(Collected data)

## start

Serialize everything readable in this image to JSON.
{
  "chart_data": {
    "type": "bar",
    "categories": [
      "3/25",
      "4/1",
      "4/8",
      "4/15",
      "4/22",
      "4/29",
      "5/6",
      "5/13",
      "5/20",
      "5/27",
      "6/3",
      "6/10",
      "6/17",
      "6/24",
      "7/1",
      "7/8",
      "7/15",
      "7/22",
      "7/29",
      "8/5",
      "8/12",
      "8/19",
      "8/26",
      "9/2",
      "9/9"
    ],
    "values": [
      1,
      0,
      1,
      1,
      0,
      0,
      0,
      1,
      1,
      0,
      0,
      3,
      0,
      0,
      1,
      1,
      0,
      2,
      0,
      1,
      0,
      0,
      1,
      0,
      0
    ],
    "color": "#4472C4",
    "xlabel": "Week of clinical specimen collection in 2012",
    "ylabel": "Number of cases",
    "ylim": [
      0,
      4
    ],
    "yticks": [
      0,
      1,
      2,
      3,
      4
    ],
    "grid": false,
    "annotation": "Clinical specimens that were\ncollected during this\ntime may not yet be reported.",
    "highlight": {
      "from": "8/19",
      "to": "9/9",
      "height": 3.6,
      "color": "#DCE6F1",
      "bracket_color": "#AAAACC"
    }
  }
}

## end

What you need to do
State how many lines of the records hold the string "this", and nothing else.

Worked answer
2